GIVEN EXERCISE:
Report how many lines contain "seasonally"; state the number and nothing else.

DATA FOR PROCESSING:
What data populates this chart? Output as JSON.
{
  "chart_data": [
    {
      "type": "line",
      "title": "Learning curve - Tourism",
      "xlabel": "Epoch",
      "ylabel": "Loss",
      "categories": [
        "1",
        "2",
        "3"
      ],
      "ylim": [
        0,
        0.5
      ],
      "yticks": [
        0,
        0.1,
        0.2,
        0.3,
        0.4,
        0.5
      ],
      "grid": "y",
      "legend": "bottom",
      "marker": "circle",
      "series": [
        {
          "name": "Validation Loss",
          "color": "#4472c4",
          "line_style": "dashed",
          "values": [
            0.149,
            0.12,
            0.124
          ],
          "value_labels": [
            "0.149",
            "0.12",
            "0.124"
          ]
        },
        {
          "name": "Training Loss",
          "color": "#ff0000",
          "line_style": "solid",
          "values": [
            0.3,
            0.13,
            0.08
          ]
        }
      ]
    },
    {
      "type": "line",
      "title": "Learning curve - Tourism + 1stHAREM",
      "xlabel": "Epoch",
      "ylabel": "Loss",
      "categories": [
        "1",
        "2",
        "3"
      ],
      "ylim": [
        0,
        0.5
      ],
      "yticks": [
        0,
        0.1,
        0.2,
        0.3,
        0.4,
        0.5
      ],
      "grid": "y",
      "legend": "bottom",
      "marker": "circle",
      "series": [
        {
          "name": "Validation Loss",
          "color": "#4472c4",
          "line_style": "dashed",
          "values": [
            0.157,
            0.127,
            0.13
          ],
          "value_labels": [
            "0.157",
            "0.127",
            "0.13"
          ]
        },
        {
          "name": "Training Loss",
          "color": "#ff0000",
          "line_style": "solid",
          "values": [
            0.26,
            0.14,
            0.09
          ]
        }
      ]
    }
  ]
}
---
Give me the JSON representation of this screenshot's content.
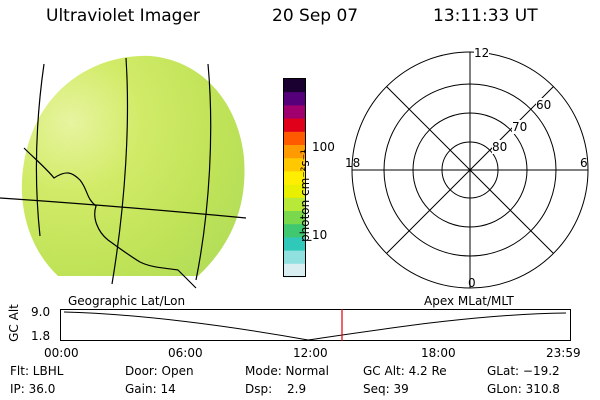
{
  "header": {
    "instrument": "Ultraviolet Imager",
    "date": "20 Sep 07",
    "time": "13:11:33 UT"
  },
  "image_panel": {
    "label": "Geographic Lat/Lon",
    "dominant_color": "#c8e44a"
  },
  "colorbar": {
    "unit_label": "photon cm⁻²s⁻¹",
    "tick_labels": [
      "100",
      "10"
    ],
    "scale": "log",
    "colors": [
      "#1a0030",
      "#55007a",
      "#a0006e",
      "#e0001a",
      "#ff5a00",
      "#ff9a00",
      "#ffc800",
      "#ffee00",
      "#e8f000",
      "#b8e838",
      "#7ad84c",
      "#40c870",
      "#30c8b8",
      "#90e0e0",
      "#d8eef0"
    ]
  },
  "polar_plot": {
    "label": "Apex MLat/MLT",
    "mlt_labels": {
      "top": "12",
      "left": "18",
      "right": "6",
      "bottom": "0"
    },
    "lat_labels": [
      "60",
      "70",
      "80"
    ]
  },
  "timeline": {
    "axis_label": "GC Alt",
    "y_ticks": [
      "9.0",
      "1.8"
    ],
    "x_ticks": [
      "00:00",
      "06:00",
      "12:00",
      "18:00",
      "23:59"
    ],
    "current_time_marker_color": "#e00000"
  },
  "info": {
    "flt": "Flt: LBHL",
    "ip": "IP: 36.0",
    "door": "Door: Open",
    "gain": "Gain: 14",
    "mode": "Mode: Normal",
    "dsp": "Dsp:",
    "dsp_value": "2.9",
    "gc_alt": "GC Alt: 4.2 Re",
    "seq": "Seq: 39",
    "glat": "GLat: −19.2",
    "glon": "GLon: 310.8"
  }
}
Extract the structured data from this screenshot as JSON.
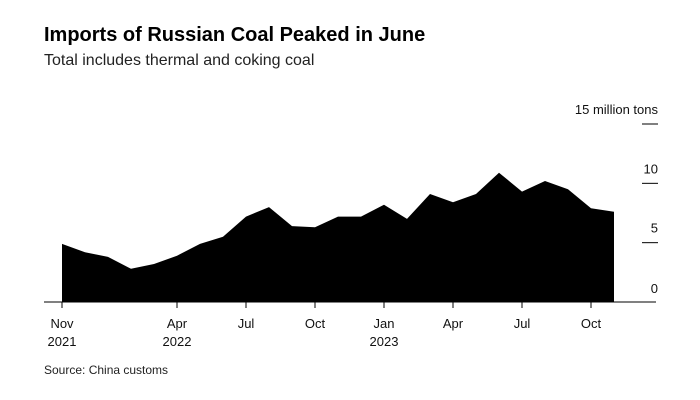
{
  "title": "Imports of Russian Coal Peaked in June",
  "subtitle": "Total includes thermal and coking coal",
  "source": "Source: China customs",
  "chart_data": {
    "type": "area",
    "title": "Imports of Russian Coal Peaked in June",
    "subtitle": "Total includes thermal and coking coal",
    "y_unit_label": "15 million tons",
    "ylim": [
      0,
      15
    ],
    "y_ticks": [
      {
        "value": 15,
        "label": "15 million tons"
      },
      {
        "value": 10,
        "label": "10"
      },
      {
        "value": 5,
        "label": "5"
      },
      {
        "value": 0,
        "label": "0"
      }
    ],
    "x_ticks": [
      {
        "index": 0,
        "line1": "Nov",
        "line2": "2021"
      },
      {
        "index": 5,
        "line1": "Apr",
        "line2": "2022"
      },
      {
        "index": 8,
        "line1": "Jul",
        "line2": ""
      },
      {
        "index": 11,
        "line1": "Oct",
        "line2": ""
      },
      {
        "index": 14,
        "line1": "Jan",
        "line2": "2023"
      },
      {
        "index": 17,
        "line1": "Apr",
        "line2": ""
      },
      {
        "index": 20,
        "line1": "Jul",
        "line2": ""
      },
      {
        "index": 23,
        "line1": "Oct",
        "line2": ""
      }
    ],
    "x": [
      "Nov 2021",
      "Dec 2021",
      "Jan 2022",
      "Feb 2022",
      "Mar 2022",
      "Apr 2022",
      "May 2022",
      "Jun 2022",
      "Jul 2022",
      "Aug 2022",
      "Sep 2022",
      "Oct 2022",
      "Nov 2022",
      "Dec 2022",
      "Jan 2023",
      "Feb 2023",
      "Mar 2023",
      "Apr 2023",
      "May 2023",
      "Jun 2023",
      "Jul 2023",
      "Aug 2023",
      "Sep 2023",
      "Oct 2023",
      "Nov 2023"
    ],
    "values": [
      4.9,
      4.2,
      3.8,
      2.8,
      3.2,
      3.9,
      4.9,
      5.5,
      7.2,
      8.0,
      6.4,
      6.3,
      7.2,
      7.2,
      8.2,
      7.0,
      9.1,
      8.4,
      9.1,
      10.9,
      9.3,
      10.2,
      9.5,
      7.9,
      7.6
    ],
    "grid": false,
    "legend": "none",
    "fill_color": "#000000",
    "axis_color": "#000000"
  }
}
...
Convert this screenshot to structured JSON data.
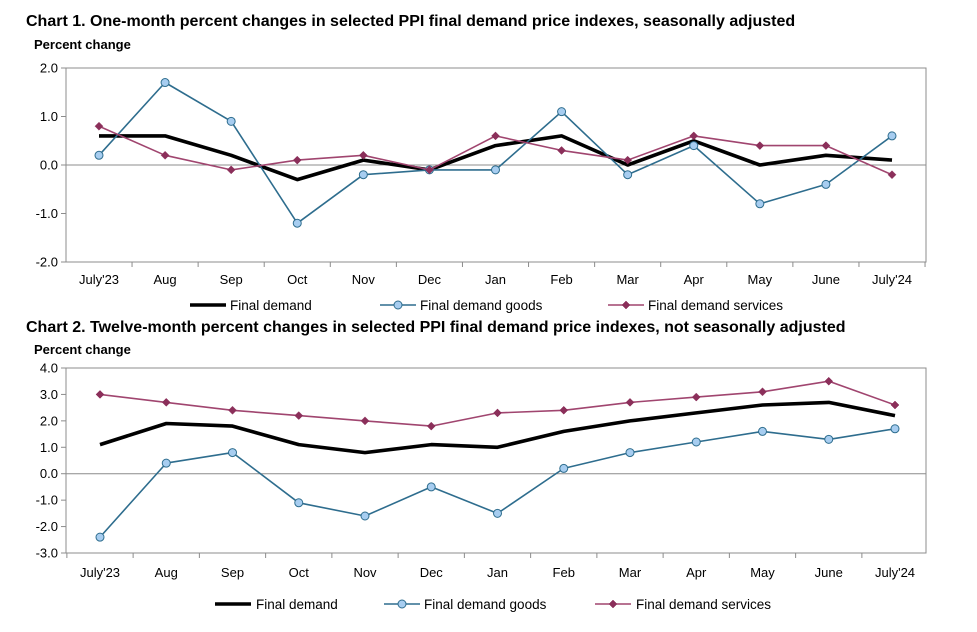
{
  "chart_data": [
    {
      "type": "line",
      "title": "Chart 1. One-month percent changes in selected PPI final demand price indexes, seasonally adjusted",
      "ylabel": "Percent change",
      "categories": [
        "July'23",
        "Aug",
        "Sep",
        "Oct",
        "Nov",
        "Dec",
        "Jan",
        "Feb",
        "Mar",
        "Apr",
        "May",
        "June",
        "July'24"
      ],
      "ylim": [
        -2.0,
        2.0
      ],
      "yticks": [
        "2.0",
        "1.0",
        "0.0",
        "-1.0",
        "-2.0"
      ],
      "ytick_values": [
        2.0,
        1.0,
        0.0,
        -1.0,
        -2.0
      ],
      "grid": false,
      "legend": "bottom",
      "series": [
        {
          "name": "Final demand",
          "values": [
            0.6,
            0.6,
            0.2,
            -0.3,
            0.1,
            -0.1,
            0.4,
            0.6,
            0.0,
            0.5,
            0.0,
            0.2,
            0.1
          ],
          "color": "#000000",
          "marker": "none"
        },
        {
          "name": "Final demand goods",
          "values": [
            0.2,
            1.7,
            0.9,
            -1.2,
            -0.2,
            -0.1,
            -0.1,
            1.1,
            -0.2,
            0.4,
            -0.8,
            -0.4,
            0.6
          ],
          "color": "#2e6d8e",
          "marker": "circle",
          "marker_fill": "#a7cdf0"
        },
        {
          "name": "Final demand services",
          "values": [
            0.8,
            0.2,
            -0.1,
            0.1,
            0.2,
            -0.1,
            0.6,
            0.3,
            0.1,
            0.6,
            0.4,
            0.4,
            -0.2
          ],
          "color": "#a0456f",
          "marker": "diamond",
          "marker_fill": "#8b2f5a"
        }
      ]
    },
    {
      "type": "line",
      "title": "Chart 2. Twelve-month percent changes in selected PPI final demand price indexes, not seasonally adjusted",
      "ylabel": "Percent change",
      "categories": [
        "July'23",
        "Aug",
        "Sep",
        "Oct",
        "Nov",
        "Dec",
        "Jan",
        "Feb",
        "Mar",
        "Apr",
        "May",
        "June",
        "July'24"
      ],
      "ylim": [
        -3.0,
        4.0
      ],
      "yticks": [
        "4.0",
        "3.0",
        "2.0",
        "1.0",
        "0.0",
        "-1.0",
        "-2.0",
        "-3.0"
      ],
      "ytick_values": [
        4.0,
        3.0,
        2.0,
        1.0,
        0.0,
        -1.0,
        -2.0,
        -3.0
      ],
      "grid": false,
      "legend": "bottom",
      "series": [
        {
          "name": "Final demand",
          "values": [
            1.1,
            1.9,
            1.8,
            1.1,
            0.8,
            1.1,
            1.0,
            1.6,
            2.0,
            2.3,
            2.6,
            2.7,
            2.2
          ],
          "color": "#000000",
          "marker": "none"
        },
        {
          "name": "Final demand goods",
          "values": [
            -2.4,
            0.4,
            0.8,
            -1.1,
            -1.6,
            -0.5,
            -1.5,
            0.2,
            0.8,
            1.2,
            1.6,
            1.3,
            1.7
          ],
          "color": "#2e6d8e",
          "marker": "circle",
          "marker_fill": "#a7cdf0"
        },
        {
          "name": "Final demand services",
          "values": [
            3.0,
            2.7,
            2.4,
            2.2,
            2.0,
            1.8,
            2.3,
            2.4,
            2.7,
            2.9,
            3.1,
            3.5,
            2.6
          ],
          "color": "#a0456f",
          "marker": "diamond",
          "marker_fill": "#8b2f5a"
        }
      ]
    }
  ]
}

WORKED SOLUTION:
2